What is expected — Omit the pictures and return every entry exactly as written.
○ ○ ○ ○ ○
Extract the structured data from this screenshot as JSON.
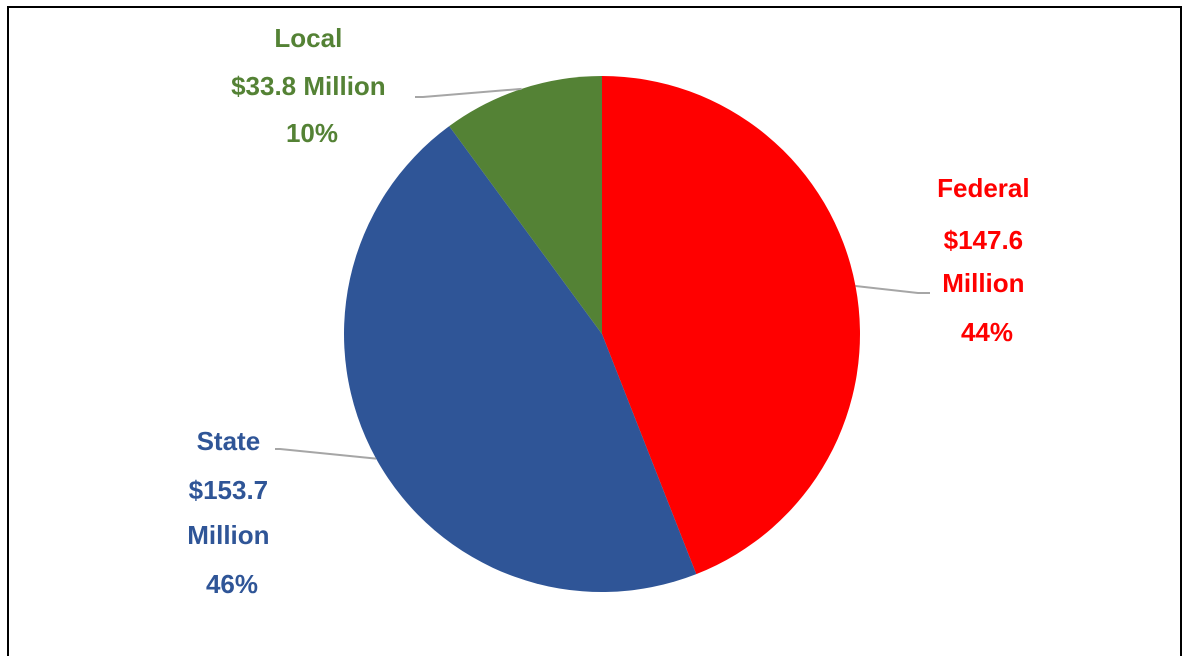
{
  "chart_data": {
    "type": "pie",
    "slices": [
      {
        "name": "Federal",
        "amount": "$147.6 Million",
        "value": 147.6,
        "percent": "44%",
        "color": "#FF0000"
      },
      {
        "name": "State",
        "amount": "$153.7 Million",
        "value": 153.7,
        "percent": "46%",
        "color": "#2F5597"
      },
      {
        "name": "Local",
        "amount": "$33.8 Million",
        "value": 33.8,
        "percent": "10%",
        "color": "#548235"
      }
    ],
    "labels": {
      "federal": {
        "line1": "Federal",
        "line2": "$147.6",
        "line3": "Million",
        "line4": "44%"
      },
      "state": {
        "line1": "State",
        "line2": "$153.7",
        "line3": "Million",
        "line4": "46%"
      },
      "local": {
        "line1": "Local",
        "line2": "$33.8 Million",
        "line3": "10%"
      }
    },
    "leader_line_color": "#A6A6A6"
  }
}
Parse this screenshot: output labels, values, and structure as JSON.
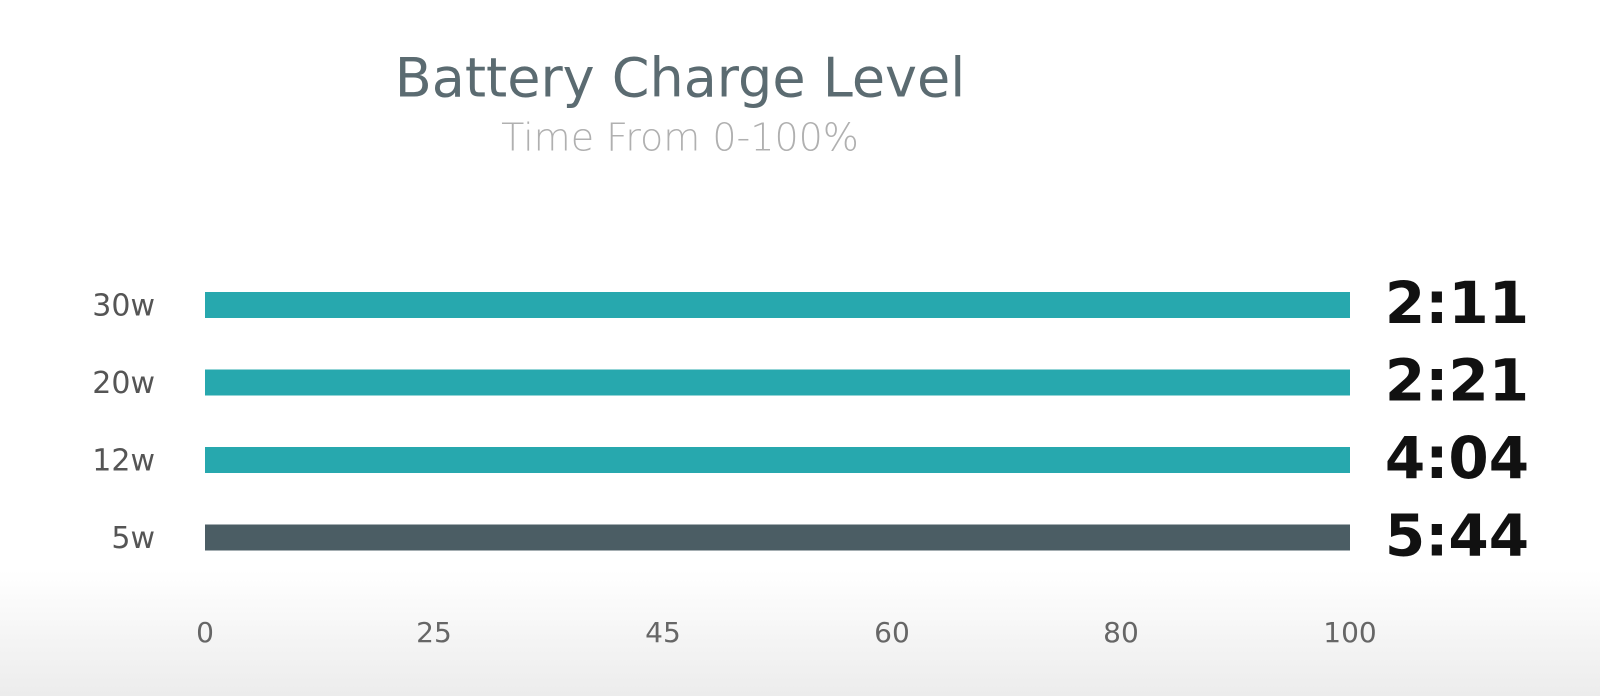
{
  "chart_data": {
    "type": "bar",
    "orientation": "horizontal",
    "title": "Battery Charge Level",
    "subtitle": "Time From 0-100%",
    "categories": [
      "30w",
      "20w",
      "12w",
      "5w"
    ],
    "values": [
      100,
      100,
      100,
      100
    ],
    "colors": [
      "#27a8ae",
      "#27a8ae",
      "#27a8ae",
      "#4b5d64"
    ],
    "time_labels": [
      "2:11",
      "2:21",
      "4:04",
      "5:44"
    ],
    "xlim": [
      0,
      100
    ],
    "xticks": [
      0,
      25,
      45,
      60,
      80,
      100
    ]
  }
}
○ ○ ○ ○ ○
Reply to the task —
Extract the structured data from this screenshot as JSON.
{
  "chart_data": {
    "type": "pie",
    "slices": [
      {
        "name": "Federal",
        "amount": "$147.6 Million",
        "value": 147.6,
        "percent": "44%",
        "color": "#FF0000"
      },
      {
        "name": "State",
        "amount": "$153.7 Million",
        "value": 153.7,
        "percent": "46%",
        "color": "#2F5597"
      },
      {
        "name": "Local",
        "amount": "$33.8 Million",
        "value": 33.8,
        "percent": "10%",
        "color": "#548235"
      }
    ],
    "labels": {
      "federal": {
        "line1": "Federal",
        "line2": "$147.6",
        "line3": "Million",
        "line4": "44%"
      },
      "state": {
        "line1": "State",
        "line2": "$153.7",
        "line3": "Million",
        "line4": "46%"
      },
      "local": {
        "line1": "Local",
        "line2": "$33.8 Million",
        "line3": "10%"
      }
    },
    "leader_line_color": "#A6A6A6"
  }
}
Parse this screenshot: output labels, values, and structure as JSON.
{
  "chart_data": {
    "type": "bar",
    "orientation": "horizontal",
    "title": "Battery Charge Level",
    "subtitle": "Time From 0-100%",
    "categories": [
      "30w",
      "20w",
      "12w",
      "5w"
    ],
    "values": [
      100,
      100,
      100,
      100
    ],
    "colors": [
      "#27a8ae",
      "#27a8ae",
      "#27a8ae",
      "#4b5d64"
    ],
    "time_labels": [
      "2:11",
      "2:21",
      "4:04",
      "5:44"
    ],
    "xlim": [
      0,
      100
    ],
    "xticks": [
      0,
      25,
      45,
      60,
      80,
      100
    ]
  }
}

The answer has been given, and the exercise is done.